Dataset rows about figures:
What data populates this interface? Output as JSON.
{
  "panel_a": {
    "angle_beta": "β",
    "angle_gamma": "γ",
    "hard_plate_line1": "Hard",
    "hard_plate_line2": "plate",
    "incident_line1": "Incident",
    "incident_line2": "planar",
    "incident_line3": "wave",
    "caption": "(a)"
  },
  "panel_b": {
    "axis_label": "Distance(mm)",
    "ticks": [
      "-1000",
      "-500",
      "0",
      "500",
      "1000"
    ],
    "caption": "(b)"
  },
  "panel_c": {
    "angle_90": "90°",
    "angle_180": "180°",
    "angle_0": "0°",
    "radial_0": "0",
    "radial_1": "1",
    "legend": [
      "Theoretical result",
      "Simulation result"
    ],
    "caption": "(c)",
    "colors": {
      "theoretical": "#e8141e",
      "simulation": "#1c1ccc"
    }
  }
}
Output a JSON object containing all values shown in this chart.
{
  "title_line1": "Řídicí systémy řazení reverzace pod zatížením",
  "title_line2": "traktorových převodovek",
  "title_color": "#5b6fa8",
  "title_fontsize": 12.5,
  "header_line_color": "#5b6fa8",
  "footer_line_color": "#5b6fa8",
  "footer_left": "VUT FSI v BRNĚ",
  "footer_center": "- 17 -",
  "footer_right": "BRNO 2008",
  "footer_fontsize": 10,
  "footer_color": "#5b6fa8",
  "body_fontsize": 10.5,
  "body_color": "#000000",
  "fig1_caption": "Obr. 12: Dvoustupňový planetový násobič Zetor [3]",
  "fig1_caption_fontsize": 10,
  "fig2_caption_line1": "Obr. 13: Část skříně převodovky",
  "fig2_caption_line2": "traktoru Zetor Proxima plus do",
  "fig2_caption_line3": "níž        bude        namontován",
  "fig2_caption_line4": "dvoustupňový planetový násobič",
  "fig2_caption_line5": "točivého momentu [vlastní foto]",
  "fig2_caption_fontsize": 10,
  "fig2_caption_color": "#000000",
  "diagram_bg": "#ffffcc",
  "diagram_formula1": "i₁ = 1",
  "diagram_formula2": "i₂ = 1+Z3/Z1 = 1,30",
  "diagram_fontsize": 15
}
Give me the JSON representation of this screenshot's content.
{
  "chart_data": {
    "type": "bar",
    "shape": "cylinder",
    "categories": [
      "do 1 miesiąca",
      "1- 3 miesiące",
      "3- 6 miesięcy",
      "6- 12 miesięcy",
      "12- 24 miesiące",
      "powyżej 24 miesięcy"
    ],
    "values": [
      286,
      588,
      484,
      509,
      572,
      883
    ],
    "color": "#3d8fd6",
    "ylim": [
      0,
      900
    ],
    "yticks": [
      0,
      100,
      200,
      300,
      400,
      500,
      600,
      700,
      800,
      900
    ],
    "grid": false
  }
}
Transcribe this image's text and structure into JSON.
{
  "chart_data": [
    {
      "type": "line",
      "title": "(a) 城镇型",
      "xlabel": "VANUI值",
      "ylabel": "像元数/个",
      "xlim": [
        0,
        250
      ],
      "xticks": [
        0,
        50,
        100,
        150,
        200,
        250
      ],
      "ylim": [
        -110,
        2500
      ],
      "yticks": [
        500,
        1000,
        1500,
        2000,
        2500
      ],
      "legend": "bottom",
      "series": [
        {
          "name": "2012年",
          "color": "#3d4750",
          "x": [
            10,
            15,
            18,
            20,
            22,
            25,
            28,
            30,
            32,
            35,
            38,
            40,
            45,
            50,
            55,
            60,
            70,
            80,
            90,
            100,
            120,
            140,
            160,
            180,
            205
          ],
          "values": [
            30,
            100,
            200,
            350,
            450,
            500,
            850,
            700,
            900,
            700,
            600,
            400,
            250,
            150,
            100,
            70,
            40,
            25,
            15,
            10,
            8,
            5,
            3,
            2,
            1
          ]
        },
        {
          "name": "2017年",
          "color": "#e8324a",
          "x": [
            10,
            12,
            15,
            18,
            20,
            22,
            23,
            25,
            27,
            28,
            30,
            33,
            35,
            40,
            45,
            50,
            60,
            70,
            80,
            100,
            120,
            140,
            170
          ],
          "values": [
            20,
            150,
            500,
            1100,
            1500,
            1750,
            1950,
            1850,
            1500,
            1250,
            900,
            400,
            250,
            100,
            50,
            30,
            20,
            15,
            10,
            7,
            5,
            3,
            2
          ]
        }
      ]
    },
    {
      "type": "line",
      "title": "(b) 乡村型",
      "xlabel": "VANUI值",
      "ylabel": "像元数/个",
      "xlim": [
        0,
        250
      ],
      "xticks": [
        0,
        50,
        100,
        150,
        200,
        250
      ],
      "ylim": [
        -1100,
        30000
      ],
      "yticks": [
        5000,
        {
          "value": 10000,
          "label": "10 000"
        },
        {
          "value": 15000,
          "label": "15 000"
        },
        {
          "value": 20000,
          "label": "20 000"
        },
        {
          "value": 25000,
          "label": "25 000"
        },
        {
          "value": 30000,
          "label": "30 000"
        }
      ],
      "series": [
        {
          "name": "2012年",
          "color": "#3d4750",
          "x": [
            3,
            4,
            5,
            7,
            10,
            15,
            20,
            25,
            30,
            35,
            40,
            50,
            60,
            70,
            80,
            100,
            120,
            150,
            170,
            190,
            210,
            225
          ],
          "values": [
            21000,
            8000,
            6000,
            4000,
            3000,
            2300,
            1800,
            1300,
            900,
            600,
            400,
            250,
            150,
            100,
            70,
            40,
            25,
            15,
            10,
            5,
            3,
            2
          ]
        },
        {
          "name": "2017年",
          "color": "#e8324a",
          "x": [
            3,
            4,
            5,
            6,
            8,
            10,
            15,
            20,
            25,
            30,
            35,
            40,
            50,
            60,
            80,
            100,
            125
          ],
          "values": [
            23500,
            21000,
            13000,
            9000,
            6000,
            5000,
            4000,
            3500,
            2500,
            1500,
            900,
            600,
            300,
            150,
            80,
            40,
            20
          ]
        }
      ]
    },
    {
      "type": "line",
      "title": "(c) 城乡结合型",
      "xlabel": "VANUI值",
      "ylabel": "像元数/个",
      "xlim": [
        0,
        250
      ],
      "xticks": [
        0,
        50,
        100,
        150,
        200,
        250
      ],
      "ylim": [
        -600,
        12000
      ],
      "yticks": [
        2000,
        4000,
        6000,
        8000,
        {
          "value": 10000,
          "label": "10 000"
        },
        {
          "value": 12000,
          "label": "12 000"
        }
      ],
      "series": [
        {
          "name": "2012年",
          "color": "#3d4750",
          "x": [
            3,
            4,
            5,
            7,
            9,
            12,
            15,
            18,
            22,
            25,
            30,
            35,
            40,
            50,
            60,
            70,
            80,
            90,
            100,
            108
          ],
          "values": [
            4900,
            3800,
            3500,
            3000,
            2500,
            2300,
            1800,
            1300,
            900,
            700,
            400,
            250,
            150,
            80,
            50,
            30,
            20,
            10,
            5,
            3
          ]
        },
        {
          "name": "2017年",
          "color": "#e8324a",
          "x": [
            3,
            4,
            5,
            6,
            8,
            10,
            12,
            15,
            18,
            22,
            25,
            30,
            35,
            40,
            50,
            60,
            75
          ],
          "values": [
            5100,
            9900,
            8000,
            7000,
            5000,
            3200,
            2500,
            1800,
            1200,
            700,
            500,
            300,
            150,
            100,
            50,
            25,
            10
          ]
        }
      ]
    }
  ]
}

**Directive:** Using the listing above, please repeat every entry exactly.

**Reply:**
What data populates this interface? Output as JSON.
{
  "panel_a": {
    "angle_beta": "β",
    "angle_gamma": "γ",
    "hard_plate_line1": "Hard",
    "hard_plate_line2": "plate",
    "incident_line1": "Incident",
    "incident_line2": "planar",
    "incident_line3": "wave",
    "caption": "(a)"
  },
  "panel_b": {
    "axis_label": "Distance(mm)",
    "ticks": [
      "-1000",
      "-500",
      "0",
      "500",
      "1000"
    ],
    "caption": "(b)"
  },
  "panel_c": {
    "angle_90": "90°",
    "angle_180": "180°",
    "angle_0": "0°",
    "radial_0": "0",
    "radial_1": "1",
    "legend": [
      "Theoretical result",
      "Simulation result"
    ],
    "caption": "(c)",
    "colors": {
      "theoretical": "#e8141e",
      "simulation": "#1c1ccc"
    }
  }
}
Output a JSON object containing all values shown in this chart.
{
  "title_line1": "Řídicí systémy řazení reverzace pod zatížením",
  "title_line2": "traktorových převodovek",
  "title_color": "#5b6fa8",
  "title_fontsize": 12.5,
  "header_line_color": "#5b6fa8",
  "footer_line_color": "#5b6fa8",
  "footer_left": "VUT FSI v BRNĚ",
  "footer_center": "- 17 -",
  "footer_right": "BRNO 2008",
  "footer_fontsize": 10,
  "footer_color": "#5b6fa8",
  "body_fontsize": 10.5,
  "body_color": "#000000",
  "fig1_caption": "Obr. 12: Dvoustupňový planetový násobič Zetor [3]",
  "fig1_caption_fontsize": 10,
  "fig2_caption_line1": "Obr. 13: Část skříně převodovky",
  "fig2_caption_line2": "traktoru Zetor Proxima plus do",
  "fig2_caption_line3": "níž        bude        namontován",
  "fig2_caption_line4": "dvoustupňový planetový násobič",
  "fig2_caption_line5": "točivého momentu [vlastní foto]",
  "fig2_caption_fontsize": 10,
  "fig2_caption_color": "#000000",
  "diagram_bg": "#ffffcc",
  "diagram_formula1": "i₁ = 1",
  "diagram_formula2": "i₂ = 1+Z3/Z1 = 1,30",
  "diagram_fontsize": 15
}
Give me the JSON representation of this screenshot's content.
{
  "chart_data": {
    "type": "bar",
    "shape": "cylinder",
    "categories": [
      "do 1 miesiąca",
      "1- 3 miesiące",
      "3- 6 miesięcy",
      "6- 12 miesięcy",
      "12- 24 miesiące",
      "powyżej 24 miesięcy"
    ],
    "values": [
      286,
      588,
      484,
      509,
      572,
      883
    ],
    "color": "#3d8fd6",
    "ylim": [
      0,
      900
    ],
    "yticks": [
      0,
      100,
      200,
      300,
      400,
      500,
      600,
      700,
      800,
      900
    ],
    "grid": false
  }
}
Transcribe this image's text and structure into JSON.
{
  "chart_data": [
    {
      "type": "line",
      "title": "(a) 城镇型",
      "xlabel": "VANUI值",
      "ylabel": "像元数/个",
      "xlim": [
        0,
        250
      ],
      "xticks": [
        0,
        50,
        100,
        150,
        200,
        250
      ],
      "ylim": [
        -110,
        2500
      ],
      "yticks": [
        500,
        1000,
        1500,
        2000,
        2500
      ],
      "legend": "bottom",
      "series": [
        {
          "name": "2012年",
          "color": "#3d4750",
          "x": [
            10,
            15,
            18,
            20,
            22,
            25,
            28,
            30,
            32,
            35,
            38,
            40,
            45,
            50,
            55,
            60,
            70,
            80,
            90,
            100,
            120,
            140,
            160,
            180,
            205
          ],
          "values": [
            30,
            100,
            200,
            350,
            450,
            500,
            850,
            700,
            900,
            700,
            600,
            400,
            250,
            150,
            100,
            70,
            40,
            25,
            15,
            10,
            8,
            5,
            3,
            2,
            1
          ]
        },
        {
          "name": "2017年",
          "color": "#e8324a",
          "x": [
            10,
            12,
            15,
            18,
            20,
            22,
            23,
            25,
            27,
            28,
            30,
            33,
            35,
            40,
            45,
            50,
            60,
            70,
            80,
            100,
            120,
            140,
            170
          ],
          "values": [
            20,
            150,
            500,
            1100,
            1500,
            1750,
            1950,
            1850,
            1500,
            1250,
            900,
            400,
            250,
            100,
            50,
            30,
            20,
            15,
            10,
            7,
            5,
            3,
            2
          ]
        }
      ]
    },
    {
      "type": "line",
      "title": "(b) 乡村型",
      "xlabel": "VANUI值",
      "ylabel": "像元数/个",
      "xlim": [
        0,
        250
      ],
      "xticks": [
        0,
        50,
        100,
        150,
        200,
        250
      ],
      "ylim": [
        -1100,
        30000
      ],
      "yticks": [
        5000,
        {
          "value": 10000,
          "label": "10 000"
        },
        {
          "value": 15000,
          "label": "15 000"
        },
        {
          "value": 20000,
          "label": "20 000"
        },
        {
          "value": 25000,
          "label": "25 000"
        },
        {
          "value": 30000,
          "label": "30 000"
        }
      ],
      "series": [
        {
          "name": "2012年",
          "color": "#3d4750",
          "x": [
            3,
            4,
            5,
            7,
            10,
            15,
            20,
            25,
            30,
            35,
            40,
            50,
            60,
            70,
            80,
            100,
            120,
            150,
            170,
            190,
            210,
            225
          ],
          "values": [
            21000,
            8000,
            6000,
            4000,
            3000,
            2300,
            1800,
            1300,
            900,
            600,
            400,
            250,
            150,
            100,
            70,
            40,
            25,
            15,
            10,
            5,
            3,
            2
          ]
        },
        {
          "name": "2017年",
          "color": "#e8324a",
          "x": [
            3,
            4,
            5,
            6,
            8,
            10,
            15,
            20,
            25,
            30,
            35,
            40,
            50,
            60,
            80,
            100,
            125
          ],
          "values": [
            23500,
            21000,
            13000,
            9000,
            6000,
            5000,
            4000,
            3500,
            2500,
            1500,
            900,
            600,
            300,
            150,
            80,
            40,
            20
          ]
        }
      ]
    },
    {
      "type": "line",
      "title": "(c) 城乡结合型",
      "xlabel": "VANUI值",
      "ylabel": "像元数/个",
      "xlim": [
        0,
        250
      ],
      "xticks": [
        0,
        50,
        100,
        150,
        200,
        250
      ],
      "ylim": [
        -600,
        12000
      ],
      "yticks": [
        2000,
        4000,
        6000,
        8000,
        {
          "value": 10000,
          "label": "10 000"
        },
        {
          "value": 12000,
          "label": "12 000"
        }
      ],
      "series": [
        {
          "name": "2012年",
          "color": "#3d4750",
          "x": [
            3,
            4,
            5,
            7,
            9,
            12,
            15,
            18,
            22,
            25,
            30,
            35,
            40,
            50,
            60,
            70,
            80,
            90,
            100,
            108
          ],
          "values": [
            4900,
            3800,
            3500,
            3000,
            2500,
            2300,
            1800,
            1300,
            900,
            700,
            400,
            250,
            150,
            80,
            50,
            30,
            20,
            10,
            5,
            3
          ]
        },
        {
          "name": "2017年",
          "color": "#e8324a",
          "x": [
            3,
            4,
            5,
            6,
            8,
            10,
            12,
            15,
            18,
            22,
            25,
            30,
            35,
            40,
            50,
            60,
            75
          ],
          "values": [
            5100,
            9900,
            8000,
            7000,
            5000,
            3200,
            2500,
            1800,
            1200,
            700,
            500,
            300,
            150,
            100,
            50,
            25,
            10
          ]
        }
      ]
    }
  ]
}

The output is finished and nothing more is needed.